-- Required task --
Skip every image and restate the data word for word.

-- Dataset entries --
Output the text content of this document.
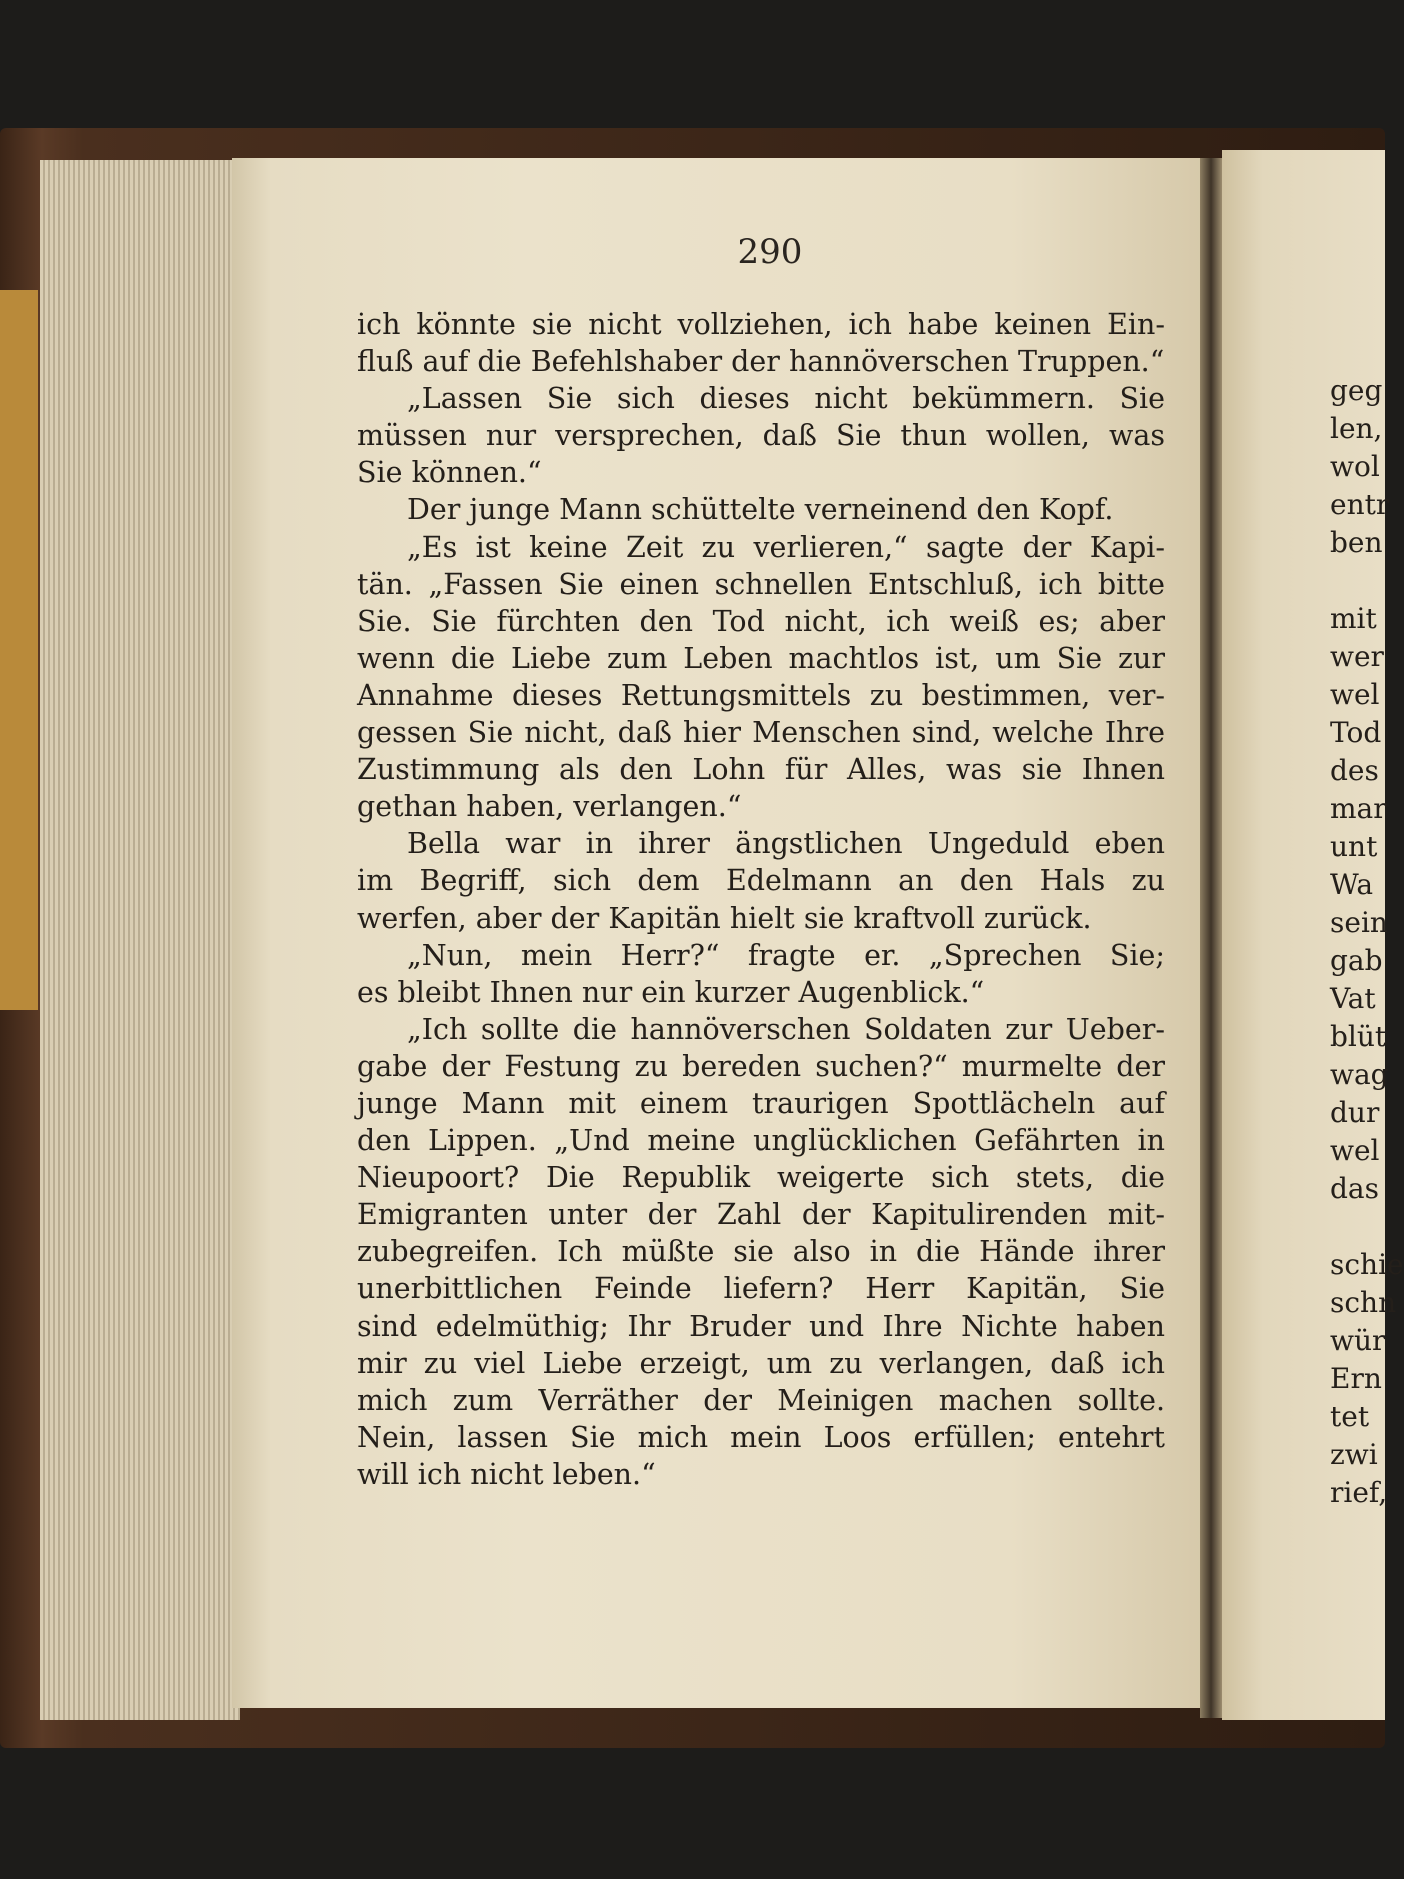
290
ich könnte sie nicht vollziehen, ich habe keinen Ein-
fluß auf die Befehlshaber der hannöverschen Truppen.“
„Lassen Sie sich dieses nicht bekümmern. Sie
müssen nur versprechen, daß Sie thun wollen, was
Sie können.“
Der junge Mann schüttelte verneinend den Kopf.
„Es ist keine Zeit zu verlieren,“ sagte der Kapi-
tän. „Fassen Sie einen schnellen Entschluß, ich bitte
Sie. Sie fürchten den Tod nicht, ich weiß es; aber
wenn die Liebe zum Leben machtlos ist, um Sie zur
Annahme dieses Rettungsmittels zu bestimmen, ver-
gessen Sie nicht, daß hier Menschen sind, welche Ihre
Zustimmung als den Lohn für Alles, was sie Ihnen
gethan haben, verlangen.“
Bella war in ihrer ängstlichen Ungeduld eben
im Begriff, sich dem Edelmann an den Hals zu
werfen, aber der Kapitän hielt sie kraftvoll zurück.
„Nun, mein Herr?“ fragte er. „Sprechen Sie;
es bleibt Ihnen nur ein kurzer Augenblick.“
„Ich sollte die hannöverschen Soldaten zur Ueber-
gabe der Festung zu bereden suchen?“ murmelte der
junge Mann mit einem traurigen Spottlächeln auf
den Lippen. „Und meine unglücklichen Gefährten in
Nieupoort? Die Republik weigerte sich stets, die
Emigranten unter der Zahl der Kapitulirenden mit-
zubegreifen. Ich müßte sie also in die Hände ihrer
unerbittlichen Feinde liefern? Herr Kapitän, Sie
sind edelmüthig; Ihr Bruder und Ihre Nichte haben
mir zu viel Liebe erzeigt, um zu verlangen, daß ich
mich zum Verräther der Meinigen machen sollte.
Nein, lassen Sie mich mein Loos erfüllen; entehrt
will ich nicht leben.“
geg
len,
wol
entr
ben
mit
wer
wel
Tod
des
mar
unt
Wa
sein
gab
Vat
blüt
wag
dur
wel
das
schie
schn
wür
Ern
tet
zwi
rief,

-- Expected output --
Output the text content of this document.
290
ich könnte sie nicht vollziehen, ich habe keinen Ein-
fluß auf die Befehlshaber der hannöverschen Truppen.“
„Lassen Sie sich dieses nicht bekümmern. Sie
müssen nur versprechen, daß Sie thun wollen, was
Sie können.“
Der junge Mann schüttelte verneinend den Kopf.
„Es ist keine Zeit zu verlieren,“ sagte der Kapi-
tän. „Fassen Sie einen schnellen Entschluß, ich bitte
Sie. Sie fürchten den Tod nicht, ich weiß es; aber
wenn die Liebe zum Leben machtlos ist, um Sie zur
Annahme dieses Rettungsmittels zu bestimmen, ver-
gessen Sie nicht, daß hier Menschen sind, welche Ihre
Zustimmung als den Lohn für Alles, was sie Ihnen
gethan haben, verlangen.“
Bella war in ihrer ängstlichen Ungeduld eben
im Begriff, sich dem Edelmann an den Hals zu
werfen, aber der Kapitän hielt sie kraftvoll zurück.
„Nun, mein Herr?“ fragte er. „Sprechen Sie;
es bleibt Ihnen nur ein kurzer Augenblick.“
„Ich sollte die hannöverschen Soldaten zur Ueber-
gabe der Festung zu bereden suchen?“ murmelte der
junge Mann mit einem traurigen Spottlächeln auf
den Lippen. „Und meine unglücklichen Gefährten in
Nieupoort? Die Republik weigerte sich stets, die
Emigranten unter der Zahl der Kapitulirenden mit-
zubegreifen. Ich müßte sie also in die Hände ihrer
unerbittlichen Feinde liefern? Herr Kapitän, Sie
sind edelmüthig; Ihr Bruder und Ihre Nichte haben
mir zu viel Liebe erzeigt, um zu verlangen, daß ich
mich zum Verräther der Meinigen machen sollte.
Nein, lassen Sie mich mein Loos erfüllen; entehrt
will ich nicht leben.“
geg
len,
wol
entr
ben
mit
wer
wel
Tod
des
mar
unt
Wa
sein
gab
Vat
blüt
wag
dur
wel
das
schie
schn
wür
Ern
tet
zwi
rief,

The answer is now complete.